[Data items]
★ ★ ★ ★ ★

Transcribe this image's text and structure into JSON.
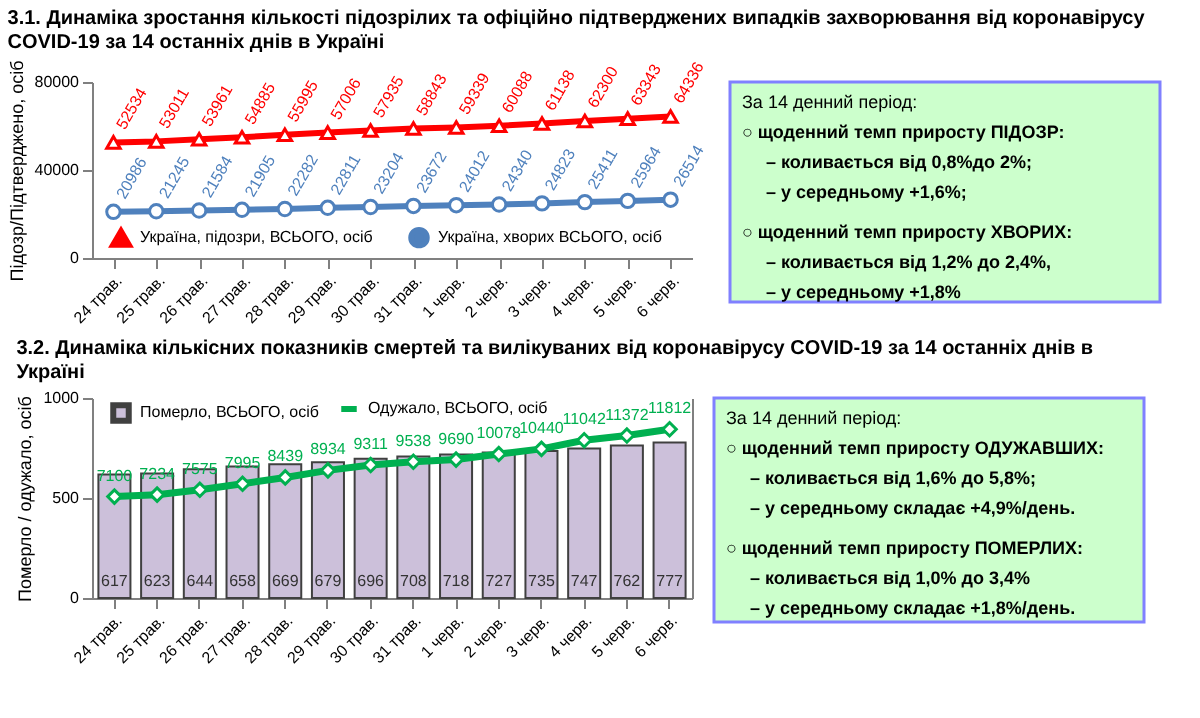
{
  "chart_data": [
    {
      "type": "line",
      "title": "3.1. Динаміка зростання кількості підозрілих та офіційно підтверджених випадків захворювання від коронавірусу COVID-19 за 14 останніх днів в Україні",
      "ylabel": "Підозр/Підтверджено, осіб",
      "categories": [
        "24 трав.",
        "25 трав.",
        "26 трав.",
        "27 трав.",
        "28 трав.",
        "29 трав.",
        "30 трав.",
        "31 трав.",
        "1 черв.",
        "2 черв.",
        "3 черв.",
        "4 черв.",
        "5 черв.",
        "6 черв."
      ],
      "series": [
        {
          "name": "Україна, підозри, ВСЬОГО, осіб",
          "color": "#ff0000",
          "marker": "triangle",
          "values": [
            52534,
            53011,
            53961,
            54885,
            55995,
            57006,
            57935,
            58843,
            59339,
            60088,
            61138,
            62300,
            63343,
            64336
          ]
        },
        {
          "name": "Україна, хворих ВСЬОГО, осіб",
          "color": "#4f81bd",
          "marker": "circle",
          "values": [
            20986,
            21245,
            21584,
            21905,
            22282,
            22811,
            23204,
            23672,
            24012,
            24340,
            24823,
            25411,
            25964,
            26514
          ]
        }
      ],
      "ylim": [
        0,
        80000
      ],
      "yticks": [
        0,
        40000,
        80000
      ],
      "data_labels": true,
      "legend": "bottom"
    },
    {
      "type": "other",
      "color": "#ccffcc",
      "annotations": [
        "За 14 денний період:",
        "○ щоденний темп приросту ПІДОЗР:",
        "– коливається від 0,8%до 2%;",
        "– у середньому +1,6%;",
        "○ щоденний темп приросту ХВОРИХ:",
        "– коливається від 1,2% до 2,4%,",
        "– у середньому +1,8%"
      ]
    },
    {
      "type": "bar",
      "title": "3.2. Динаміка кількісних показників смертей та вилікуваних від коронавірусу COVID-19 за 14 останніх днів в Україні",
      "ylabel": "Померло / одужало, осіб",
      "categories": [
        "24 трав.",
        "25 трав.",
        "26 трав.",
        "27 трав.",
        "28 трав.",
        "29 трав.",
        "30 трав.",
        "31 трав.",
        "1 черв.",
        "2 черв.",
        "3 черв.",
        "4 черв.",
        "5 черв.",
        "6 черв."
      ],
      "series": [
        {
          "name": "Померло, ВСЬОГО, осіб",
          "type": "bar",
          "color": "#ccc0da",
          "values": [
            617,
            623,
            644,
            658,
            669,
            679,
            696,
            708,
            718,
            727,
            735,
            747,
            762,
            777
          ]
        },
        {
          "name": "Одужало, ВСЬОГО, осіб",
          "type": "line",
          "axis": "y2",
          "marker": "diamond",
          "color": "#00b050",
          "values": [
            7100,
            7234,
            7575,
            7995,
            8439,
            8934,
            9311,
            9538,
            9690,
            10078,
            10440,
            11042,
            11372,
            11812
          ]
        }
      ],
      "ylim": [
        0,
        1000
      ],
      "yticks": [
        0,
        500,
        1000
      ],
      "y2lim": [
        0,
        14000
      ],
      "data_labels": true,
      "legend": "top"
    },
    {
      "type": "other",
      "color": "#ccffcc",
      "annotations": [
        "За 14 денний період:",
        "○ щоденний темп приросту ОДУЖАВШИХ:",
        "– коливається від 1,6% до 5,8%;",
        "– у середньому складає +4,9%/день.",
        "○ щоденний темп приросту ПОМЕРЛИХ:",
        "– коливається від 1,0% до 3,4%",
        "– у середньому складає +1,8%/день."
      ]
    }
  ]
}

★ ★ ★ ★ ★

Directive: Copy out all of the material exactly as written, without its pictures.

Answer in full:
Transcribe this image's text and structure into JSON.
{
  "chart_data": [
    {
      "type": "line",
      "title": "3.1. Динаміка зростання кількості підозрілих та офіційно підтверджених випадків захворювання від коронавірусу COVID-19 за 14 останніх днів в Україні",
      "ylabel": "Підозр/Підтверджено, осіб",
      "categories": [
        "24 трав.",
        "25 трав.",
        "26 трав.",
        "27 трав.",
        "28 трав.",
        "29 трав.",
        "30 трав.",
        "31 трав.",
        "1 черв.",
        "2 черв.",
        "3 черв.",
        "4 черв.",
        "5 черв.",
        "6 черв."
      ],
      "series": [
        {
          "name": "Україна, підозри, ВСЬОГО, осіб",
          "color": "#ff0000",
          "marker": "triangle",
          "values": [
            52534,
            53011,
            53961,
            54885,
            55995,
            57006,
            57935,
            58843,
            59339,
            60088,
            61138,
            62300,
            63343,
            64336
          ]
        },
        {
          "name": "Україна, хворих ВСЬОГО, осіб",
          "color": "#4f81bd",
          "marker": "circle",
          "values": [
            20986,
            21245,
            21584,
            21905,
            22282,
            22811,
            23204,
            23672,
            24012,
            24340,
            24823,
            25411,
            25964,
            26514
          ]
        }
      ],
      "ylim": [
        0,
        80000
      ],
      "yticks": [
        0,
        40000,
        80000
      ],
      "data_labels": true,
      "legend": "bottom"
    },
    {
      "type": "other",
      "color": "#ccffcc",
      "annotations": [
        "За 14 денний період:",
        "○ щоденний темп приросту ПІДОЗР:",
        "– коливається від 0,8%до 2%;",
        "– у середньому +1,6%;",
        "○ щоденний темп приросту ХВОРИХ:",
        "– коливається від 1,2% до 2,4%,",
        "– у середньому +1,8%"
      ]
    },
    {
      "type": "bar",
      "title": "3.2. Динаміка кількісних показників смертей та вилікуваних від коронавірусу COVID-19 за 14 останніх днів в Україні",
      "ylabel": "Померло / одужало, осіб",
      "categories": [
        "24 трав.",
        "25 трав.",
        "26 трав.",
        "27 трав.",
        "28 трав.",
        "29 трав.",
        "30 трав.",
        "31 трав.",
        "1 черв.",
        "2 черв.",
        "3 черв.",
        "4 черв.",
        "5 черв.",
        "6 черв."
      ],
      "series": [
        {
          "name": "Померло, ВСЬОГО, осіб",
          "type": "bar",
          "color": "#ccc0da",
          "values": [
            617,
            623,
            644,
            658,
            669,
            679,
            696,
            708,
            718,
            727,
            735,
            747,
            762,
            777
          ]
        },
        {
          "name": "Одужало, ВСЬОГО, осіб",
          "type": "line",
          "axis": "y2",
          "marker": "diamond",
          "color": "#00b050",
          "values": [
            7100,
            7234,
            7575,
            7995,
            8439,
            8934,
            9311,
            9538,
            9690,
            10078,
            10440,
            11042,
            11372,
            11812
          ]
        }
      ],
      "ylim": [
        0,
        1000
      ],
      "yticks": [
        0,
        500,
        1000
      ],
      "y2lim": [
        0,
        14000
      ],
      "data_labels": true,
      "legend": "top"
    },
    {
      "type": "other",
      "color": "#ccffcc",
      "annotations": [
        "За 14 денний період:",
        "○ щоденний темп приросту ОДУЖАВШИХ:",
        "– коливається від 1,6% до 5,8%;",
        "– у середньому складає +4,9%/день.",
        "○ щоденний темп приросту ПОМЕРЛИХ:",
        "– коливається від 1,0% до 3,4%",
        "– у середньому складає +1,8%/день."
      ]
    }
  ]
}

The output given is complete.